(Dataset rows)
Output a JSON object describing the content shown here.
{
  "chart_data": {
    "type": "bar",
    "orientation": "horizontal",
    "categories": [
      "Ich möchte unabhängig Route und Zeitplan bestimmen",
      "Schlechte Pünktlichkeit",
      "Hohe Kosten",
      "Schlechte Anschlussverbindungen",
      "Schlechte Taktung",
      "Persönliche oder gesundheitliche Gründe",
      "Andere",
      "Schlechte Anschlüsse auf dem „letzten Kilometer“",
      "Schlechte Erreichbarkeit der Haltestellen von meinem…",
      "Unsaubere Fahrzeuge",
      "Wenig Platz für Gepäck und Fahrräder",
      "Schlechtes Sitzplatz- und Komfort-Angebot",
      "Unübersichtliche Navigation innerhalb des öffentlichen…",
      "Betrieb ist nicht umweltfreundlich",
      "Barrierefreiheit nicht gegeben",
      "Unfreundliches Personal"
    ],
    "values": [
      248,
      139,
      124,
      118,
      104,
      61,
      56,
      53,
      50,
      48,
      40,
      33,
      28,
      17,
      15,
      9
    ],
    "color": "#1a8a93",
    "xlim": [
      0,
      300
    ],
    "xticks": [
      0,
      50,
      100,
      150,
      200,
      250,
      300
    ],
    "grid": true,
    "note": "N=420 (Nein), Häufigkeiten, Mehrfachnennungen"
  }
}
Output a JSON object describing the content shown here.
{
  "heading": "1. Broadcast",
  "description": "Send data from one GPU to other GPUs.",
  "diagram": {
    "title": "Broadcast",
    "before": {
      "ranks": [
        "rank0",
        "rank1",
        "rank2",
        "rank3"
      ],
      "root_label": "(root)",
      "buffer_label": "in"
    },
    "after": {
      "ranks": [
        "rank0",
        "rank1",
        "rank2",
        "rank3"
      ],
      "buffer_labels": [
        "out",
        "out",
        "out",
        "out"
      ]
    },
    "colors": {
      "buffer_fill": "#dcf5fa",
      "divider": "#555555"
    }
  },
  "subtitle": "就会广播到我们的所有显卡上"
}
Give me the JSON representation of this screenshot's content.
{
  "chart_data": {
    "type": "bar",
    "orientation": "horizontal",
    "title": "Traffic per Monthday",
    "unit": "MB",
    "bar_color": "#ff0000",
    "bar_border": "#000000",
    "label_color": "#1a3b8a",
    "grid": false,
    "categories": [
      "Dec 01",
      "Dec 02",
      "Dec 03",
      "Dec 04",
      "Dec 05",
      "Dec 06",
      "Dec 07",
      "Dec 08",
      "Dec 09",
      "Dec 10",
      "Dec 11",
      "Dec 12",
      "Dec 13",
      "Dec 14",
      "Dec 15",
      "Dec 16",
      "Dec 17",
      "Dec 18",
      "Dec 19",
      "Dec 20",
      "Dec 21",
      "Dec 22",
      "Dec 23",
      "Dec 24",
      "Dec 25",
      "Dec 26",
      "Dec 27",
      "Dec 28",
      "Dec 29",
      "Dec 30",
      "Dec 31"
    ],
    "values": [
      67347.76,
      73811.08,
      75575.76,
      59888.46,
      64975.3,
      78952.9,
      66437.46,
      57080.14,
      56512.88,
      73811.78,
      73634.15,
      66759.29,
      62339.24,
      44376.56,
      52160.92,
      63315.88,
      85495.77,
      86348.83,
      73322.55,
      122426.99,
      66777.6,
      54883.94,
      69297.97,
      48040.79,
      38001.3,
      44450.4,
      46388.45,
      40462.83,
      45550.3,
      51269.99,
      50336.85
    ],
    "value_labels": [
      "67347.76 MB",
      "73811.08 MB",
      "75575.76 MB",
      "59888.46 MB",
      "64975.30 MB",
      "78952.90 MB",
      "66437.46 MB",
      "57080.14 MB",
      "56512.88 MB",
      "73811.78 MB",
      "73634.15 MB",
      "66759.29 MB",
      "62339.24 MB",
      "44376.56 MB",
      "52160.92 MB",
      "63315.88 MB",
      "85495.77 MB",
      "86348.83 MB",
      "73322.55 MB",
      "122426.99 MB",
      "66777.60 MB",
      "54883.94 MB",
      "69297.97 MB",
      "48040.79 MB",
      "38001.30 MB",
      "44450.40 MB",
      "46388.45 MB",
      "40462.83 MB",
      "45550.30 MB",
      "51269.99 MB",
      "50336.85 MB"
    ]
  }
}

#### REQUEST
Restate the data above word for word.

#### SOLUTION TO THIS PROBLEM
Output a JSON object describing the content shown here.
{
  "chart_data": {
    "type": "bar",
    "orientation": "horizontal",
    "categories": [
      "Ich möchte unabhängig Route und Zeitplan bestimmen",
      "Schlechte Pünktlichkeit",
      "Hohe Kosten",
      "Schlechte Anschlussverbindungen",
      "Schlechte Taktung",
      "Persönliche oder gesundheitliche Gründe",
      "Andere",
      "Schlechte Anschlüsse auf dem „letzten Kilometer“",
      "Schlechte Erreichbarkeit der Haltestellen von meinem…",
      "Unsaubere Fahrzeuge",
      "Wenig Platz für Gepäck und Fahrräder",
      "Schlechtes Sitzplatz- und Komfort-Angebot",
      "Unübersichtliche Navigation innerhalb des öffentlichen…",
      "Betrieb ist nicht umweltfreundlich",
      "Barrierefreiheit nicht gegeben",
      "Unfreundliches Personal"
    ],
    "values": [
      248,
      139,
      124,
      118,
      104,
      61,
      56,
      53,
      50,
      48,
      40,
      33,
      28,
      17,
      15,
      9
    ],
    "color": "#1a8a93",
    "xlim": [
      0,
      300
    ],
    "xticks": [
      0,
      50,
      100,
      150,
      200,
      250,
      300
    ],
    "grid": true,
    "note": "N=420 (Nein), Häufigkeiten, Mehrfachnennungen"
  }
}
Output a JSON object describing the content shown here.
{
  "heading": "1. Broadcast",
  "description": "Send data from one GPU to other GPUs.",
  "diagram": {
    "title": "Broadcast",
    "before": {
      "ranks": [
        "rank0",
        "rank1",
        "rank2",
        "rank3"
      ],
      "root_label": "(root)",
      "buffer_label": "in"
    },
    "after": {
      "ranks": [
        "rank0",
        "rank1",
        "rank2",
        "rank3"
      ],
      "buffer_labels": [
        "out",
        "out",
        "out",
        "out"
      ]
    },
    "colors": {
      "buffer_fill": "#dcf5fa",
      "divider": "#555555"
    }
  },
  "subtitle": "就会广播到我们的所有显卡上"
}
Give me the JSON representation of this screenshot's content.
{
  "chart_data": {
    "type": "bar",
    "orientation": "horizontal",
    "title": "Traffic per Monthday",
    "unit": "MB",
    "bar_color": "#ff0000",
    "bar_border": "#000000",
    "label_color": "#1a3b8a",
    "grid": false,
    "categories": [
      "Dec 01",
      "Dec 02",
      "Dec 03",
      "Dec 04",
      "Dec 05",
      "Dec 06",
      "Dec 07",
      "Dec 08",
      "Dec 09",
      "Dec 10",
      "Dec 11",
      "Dec 12",
      "Dec 13",
      "Dec 14",
      "Dec 15",
      "Dec 16",
      "Dec 17",
      "Dec 18",
      "Dec 19",
      "Dec 20",
      "Dec 21",
      "Dec 22",
      "Dec 23",
      "Dec 24",
      "Dec 25",
      "Dec 26",
      "Dec 27",
      "Dec 28",
      "Dec 29",
      "Dec 30",
      "Dec 31"
    ],
    "values": [
      67347.76,
      73811.08,
      75575.76,
      59888.46,
      64975.3,
      78952.9,
      66437.46,
      57080.14,
      56512.88,
      73811.78,
      73634.15,
      66759.29,
      62339.24,
      44376.56,
      52160.92,
      63315.88,
      85495.77,
      86348.83,
      73322.55,
      122426.99,
      66777.6,
      54883.94,
      69297.97,
      48040.79,
      38001.3,
      44450.4,
      46388.45,
      40462.83,
      45550.3,
      51269.99,
      50336.85
    ],
    "value_labels": [
      "67347.76 MB",
      "73811.08 MB",
      "75575.76 MB",
      "59888.46 MB",
      "64975.30 MB",
      "78952.90 MB",
      "66437.46 MB",
      "57080.14 MB",
      "56512.88 MB",
      "73811.78 MB",
      "73634.15 MB",
      "66759.29 MB",
      "62339.24 MB",
      "44376.56 MB",
      "52160.92 MB",
      "63315.88 MB",
      "85495.77 MB",
      "86348.83 MB",
      "73322.55 MB",
      "122426.99 MB",
      "66777.60 MB",
      "54883.94 MB",
      "69297.97 MB",
      "48040.79 MB",
      "38001.30 MB",
      "44450.40 MB",
      "46388.45 MB",
      "40462.83 MB",
      "45550.30 MB",
      "51269.99 MB",
      "50336.85 MB"
    ]
  }
}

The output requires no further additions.